## Exercise goal
Rewrite the listing below with every "bbox" changed to "bounding box" and nothing else altered, leaving the pictures out.

## Start

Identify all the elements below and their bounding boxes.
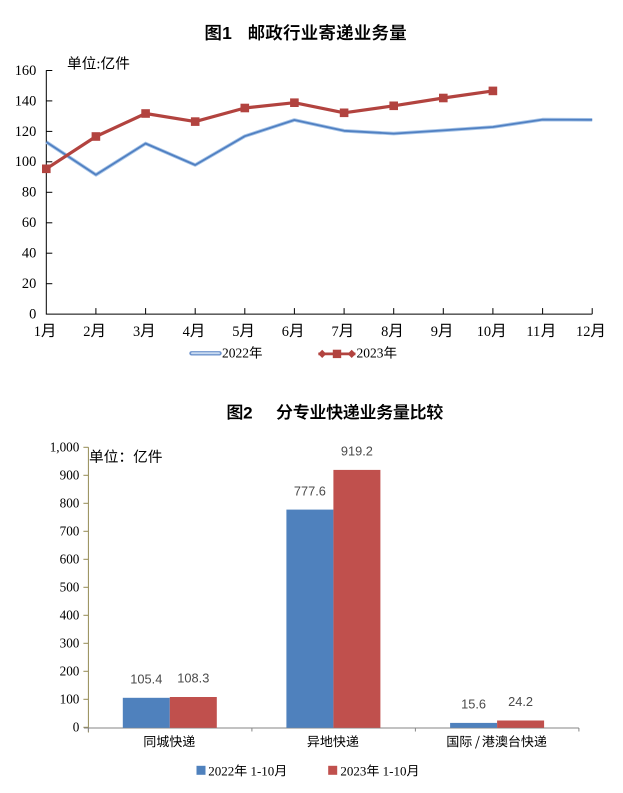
- svg-text:800: 800: [60, 496, 80, 511]
- svg-text:777.6: 777.6: [294, 483, 326, 498]
- svg-text:12: 12: [576, 324, 590, 340]
- svg-text:7: 7: [332, 324, 339, 340]
- svg-text:400: 400: [60, 608, 80, 623]
- svg-text:100: 100: [15, 154, 37, 170]
- svg-text:6: 6: [282, 324, 289, 340]
- svg-text:3: 3: [133, 324, 140, 340]
- svg-text:300: 300: [60, 636, 80, 651]
- svg-text:0: 0: [29, 307, 36, 323]
- svg-text:10: 10: [477, 324, 491, 340]
- svg-text:500: 500: [60, 580, 80, 595]
- svg-text:11: 11: [526, 324, 540, 340]
- svg-text:8: 8: [381, 324, 388, 340]
- svg-text:120: 120: [15, 124, 37, 140]
- svg-text:20: 20: [22, 276, 36, 292]
- svg-text:900: 900: [60, 468, 80, 483]
- svg-text:40: 40: [22, 246, 36, 262]
- svg-text:2: 2: [83, 324, 90, 340]
- svg-text:1-10: 1-10: [379, 763, 406, 778]
- svg-text:1,000: 1,000: [50, 440, 80, 455]
- svg-text:108.3: 108.3: [177, 671, 209, 686]
- svg-text:1: 1: [222, 23, 232, 43]
- svg-text:105.4: 105.4: [130, 672, 162, 687]
- svg-text:2: 2: [243, 403, 252, 422]
- svg-text:100: 100: [60, 692, 80, 707]
- svg-text:15.6: 15.6: [461, 697, 486, 712]
- svg-text:80: 80: [22, 185, 36, 201]
- svg-text:140: 140: [15, 93, 37, 109]
- svg-text:2023: 2023: [357, 346, 384, 361]
- svg-text:1: 1: [34, 324, 41, 340]
- svg-text:5: 5: [232, 324, 239, 340]
- svg-text:60: 60: [22, 215, 36, 231]
- svg-text:160: 160: [15, 63, 37, 79]
- svg-text:1-10: 1-10: [247, 763, 274, 778]
- svg-text:24.2: 24.2: [508, 694, 533, 709]
- svg-text:0: 0: [73, 720, 80, 735]
- svg-text::: :: [96, 57, 100, 73]
- svg-text:700: 700: [60, 524, 80, 539]
- svg-text:2023: 2023: [340, 763, 366, 778]
- svg-text:600: 600: [60, 552, 80, 567]
- svg-text:2022: 2022: [208, 763, 234, 778]
- svg-text:2022: 2022: [222, 346, 249, 361]
- svg-text:4: 4: [183, 324, 190, 340]
- svg-text:9: 9: [431, 324, 438, 340]
- svg-text:919.2: 919.2: [341, 444, 373, 459]
- svg-text:200: 200: [60, 664, 80, 679]
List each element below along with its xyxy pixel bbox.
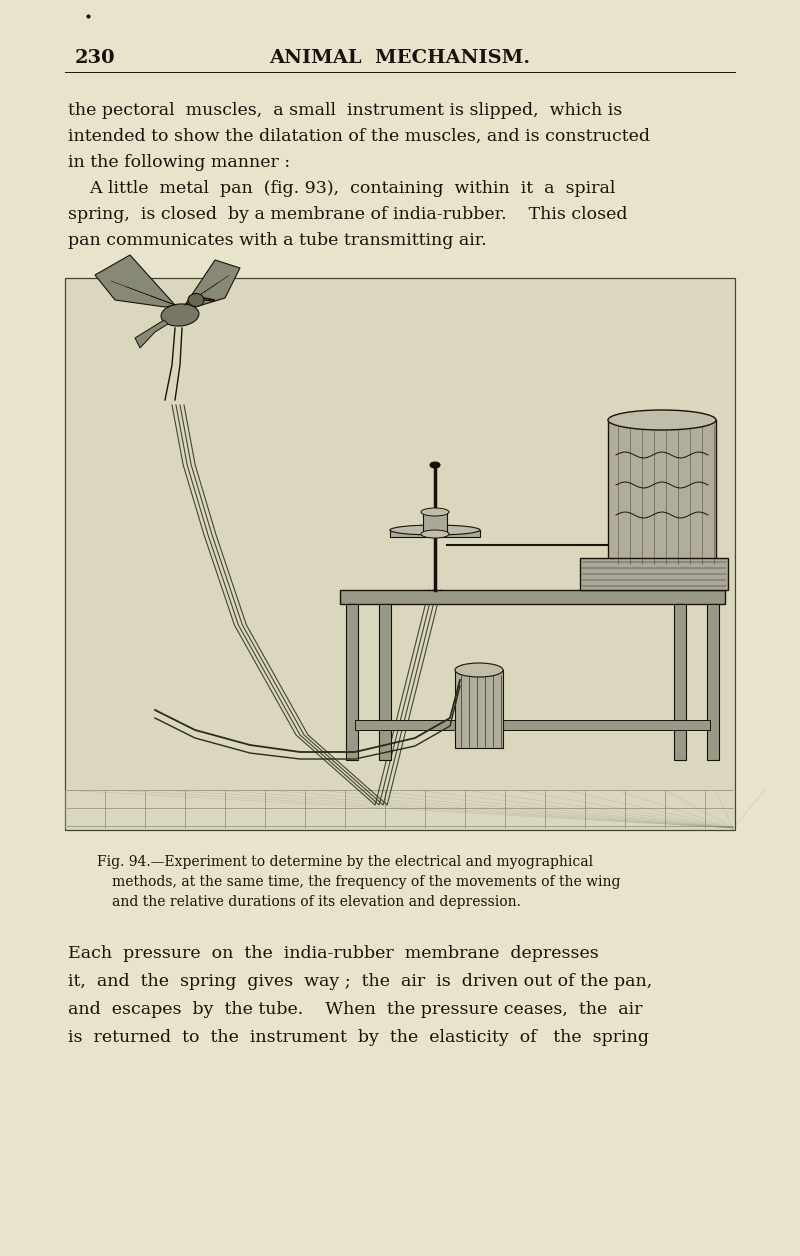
Ellipse shape [390, 525, 480, 535]
Text: in the following manner :: in the following manner : [68, 154, 290, 171]
Bar [707, 604, 719, 760]
Text: intended to show the dilatation of the muscles, and is constructed: intended to show the dilatation of the m… [68, 128, 650, 144]
Ellipse shape [455, 663, 503, 677]
Text: it,  and  the  spring  gives  way ;  the  air  is  driven out of the pan,: it, and the spring gives way ; the air i… [68, 973, 652, 990]
Bar [455, 669, 503, 749]
Bar [355, 720, 710, 730]
Bar [674, 604, 686, 760]
Text: 230: 230 [75, 49, 116, 67]
Bar [65, 278, 735, 830]
Text: Each  pressure  on  the  india-rubber  membrane  depresses: Each pressure on the india-rubber membra… [68, 945, 598, 962]
Bar [379, 604, 391, 760]
Bar [390, 530, 480, 538]
Polygon shape [185, 260, 240, 308]
Ellipse shape [608, 409, 716, 430]
Bar [608, 420, 716, 565]
Text: ANIMAL  MECHANISM.: ANIMAL MECHANISM. [270, 49, 530, 67]
Text: and the relative durations of its elevation and depression.: and the relative durations of its elevat… [112, 896, 521, 909]
Ellipse shape [161, 304, 199, 327]
Text: methods, at the same time, the frequency of the movements of the wing: methods, at the same time, the frequency… [112, 875, 621, 889]
Bar [580, 558, 728, 590]
Text: is  returned  to  the  instrument  by  the  elasticity  of   the  spring: is returned to the instrument by the ela… [68, 1029, 649, 1046]
Text: A little  metal  pan  (fig. 93),  containing  within  it  a  spiral: A little metal pan (fig. 93), containing… [68, 180, 615, 197]
Bar [346, 604, 358, 760]
Ellipse shape [188, 294, 204, 306]
Text: the pectoral  muscles,  a small  instrument is slipped,  which is: the pectoral muscles, a small instrument… [68, 102, 622, 119]
Polygon shape [135, 320, 168, 348]
Text: spring,  is closed  by a membrane of india-rubber.    This closed: spring, is closed by a membrane of india… [68, 206, 627, 224]
Bar [340, 590, 725, 604]
Text: and  escapes  by  the tube.    When  the pressure ceases,  the  air: and escapes by the tube. When the pressu… [68, 1001, 642, 1019]
Ellipse shape [421, 530, 449, 538]
Text: pan communicates with a tube transmitting air.: pan communicates with a tube transmittin… [68, 232, 486, 249]
Text: Fig. 94.—Experiment to determine by the electrical and myographical: Fig. 94.—Experiment to determine by the … [97, 855, 593, 869]
Ellipse shape [430, 462, 440, 468]
Ellipse shape [421, 507, 449, 516]
Bar [423, 512, 447, 534]
Polygon shape [95, 255, 175, 306]
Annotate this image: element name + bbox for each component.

## End

## Response
Identify all the elements below and their bounding boxes.
- svg-text:800: 800: [60, 496, 80, 511]
- svg-text:777.6: 777.6: [294, 483, 326, 498]
- svg-text:12: 12: [576, 324, 590, 340]
- svg-text:7: 7: [332, 324, 339, 340]
- svg-text:400: 400: [60, 608, 80, 623]
- svg-text:100: 100: [15, 154, 37, 170]
- svg-text:6: 6: [282, 324, 289, 340]
- svg-text:3: 3: [133, 324, 140, 340]
- svg-text:300: 300: [60, 636, 80, 651]
- svg-text:0: 0: [29, 307, 36, 323]
- svg-text:10: 10: [477, 324, 491, 340]
- svg-text:500: 500: [60, 580, 80, 595]
- svg-text:11: 11: [526, 324, 540, 340]
- svg-text:8: 8: [381, 324, 388, 340]
- svg-text:120: 120: [15, 124, 37, 140]
- svg-text:20: 20: [22, 276, 36, 292]
- svg-text:900: 900: [60, 468, 80, 483]
- svg-text:40: 40: [22, 246, 36, 262]
- svg-text:2: 2: [83, 324, 90, 340]
- svg-text:1-10: 1-10: [379, 763, 406, 778]
- svg-text:1,000: 1,000: [50, 440, 80, 455]
- svg-text:108.3: 108.3: [177, 671, 209, 686]
- svg-text:1: 1: [222, 23, 232, 43]
- svg-text:105.4: 105.4: [130, 672, 162, 687]
- svg-text:2: 2: [243, 403, 252, 422]
- svg-text:100: 100: [60, 692, 80, 707]
- svg-text:15.6: 15.6: [461, 697, 486, 712]
- svg-text:80: 80: [22, 185, 36, 201]
- svg-text:140: 140: [15, 93, 37, 109]
- svg-text:2023: 2023: [357, 346, 384, 361]
- svg-text:1: 1: [34, 324, 41, 340]
- svg-text:5: 5: [232, 324, 239, 340]
- svg-text:60: 60: [22, 215, 36, 231]
- svg-text:160: 160: [15, 63, 37, 79]
- svg-text:1-10: 1-10: [247, 763, 274, 778]
- svg-text:24.2: 24.2: [508, 694, 533, 709]
- svg-text:0: 0: [73, 720, 80, 735]
- svg-text::: :: [96, 57, 100, 73]
- svg-text:700: 700: [60, 524, 80, 539]
- svg-text:2023: 2023: [340, 763, 366, 778]
- svg-text:600: 600: [60, 552, 80, 567]
- svg-text:2022: 2022: [208, 763, 234, 778]
- svg-text:2022: 2022: [222, 346, 249, 361]
- svg-text:4: 4: [183, 324, 190, 340]
- svg-text:9: 9: [431, 324, 438, 340]
- svg-text:919.2: 919.2: [341, 444, 373, 459]
- svg-text:200: 200: [60, 664, 80, 679]
List each element below along with its xyxy pixel bounding box.
Ellipse shape [390, 525, 480, 535]
Text: in the following manner :: in the following manner : [68, 154, 290, 171]
Bar [707, 604, 719, 760]
Text: intended to show the dilatation of the muscles, and is constructed: intended to show the dilatation of the m… [68, 128, 650, 144]
Ellipse shape [455, 663, 503, 677]
Text: it,  and  the  spring  gives  way ;  the  air  is  driven out of the pan,: it, and the spring gives way ; the air i… [68, 973, 652, 990]
Bar [455, 669, 503, 749]
Bar [355, 720, 710, 730]
Bar [674, 604, 686, 760]
Text: 230: 230 [75, 49, 116, 67]
Bar [65, 278, 735, 830]
Text: Each  pressure  on  the  india-rubber  membrane  depresses: Each pressure on the india-rubber membra… [68, 945, 598, 962]
Bar [379, 604, 391, 760]
Bar [390, 530, 480, 538]
Polygon shape [185, 260, 240, 308]
Ellipse shape [608, 409, 716, 430]
Bar [608, 420, 716, 565]
Text: ANIMAL  MECHANISM.: ANIMAL MECHANISM. [270, 49, 530, 67]
Text: and the relative durations of its elevation and depression.: and the relative durations of its elevat… [112, 896, 521, 909]
Ellipse shape [161, 304, 199, 327]
Text: methods, at the same time, the frequency of the movements of the wing: methods, at the same time, the frequency… [112, 875, 621, 889]
Bar [580, 558, 728, 590]
Text: is  returned  to  the  instrument  by  the  elasticity  of   the  spring: is returned to the instrument by the ela… [68, 1029, 649, 1046]
Text: A little  metal  pan  (fig. 93),  containing  within  it  a  spiral: A little metal pan (fig. 93), containing… [68, 180, 615, 197]
Bar [346, 604, 358, 760]
Ellipse shape [188, 294, 204, 306]
Text: the pectoral  muscles,  a small  instrument is slipped,  which is: the pectoral muscles, a small instrument… [68, 102, 622, 119]
Polygon shape [135, 320, 168, 348]
Text: spring,  is closed  by a membrane of india-rubber.    This closed: spring, is closed by a membrane of india… [68, 206, 627, 224]
Bar [340, 590, 725, 604]
Text: and  escapes  by  the tube.    When  the pressure ceases,  the  air: and escapes by the tube. When the pressu… [68, 1001, 642, 1019]
Ellipse shape [421, 530, 449, 538]
Text: pan communicates with a tube transmitting air.: pan communicates with a tube transmittin… [68, 232, 486, 249]
Text: Fig. 94.—Experiment to determine by the electrical and myographical: Fig. 94.—Experiment to determine by the … [97, 855, 593, 869]
Ellipse shape [430, 462, 440, 468]
Ellipse shape [421, 507, 449, 516]
Bar [423, 512, 447, 534]
Polygon shape [95, 255, 175, 306]
Annotate this image: element name + bounding box for each component.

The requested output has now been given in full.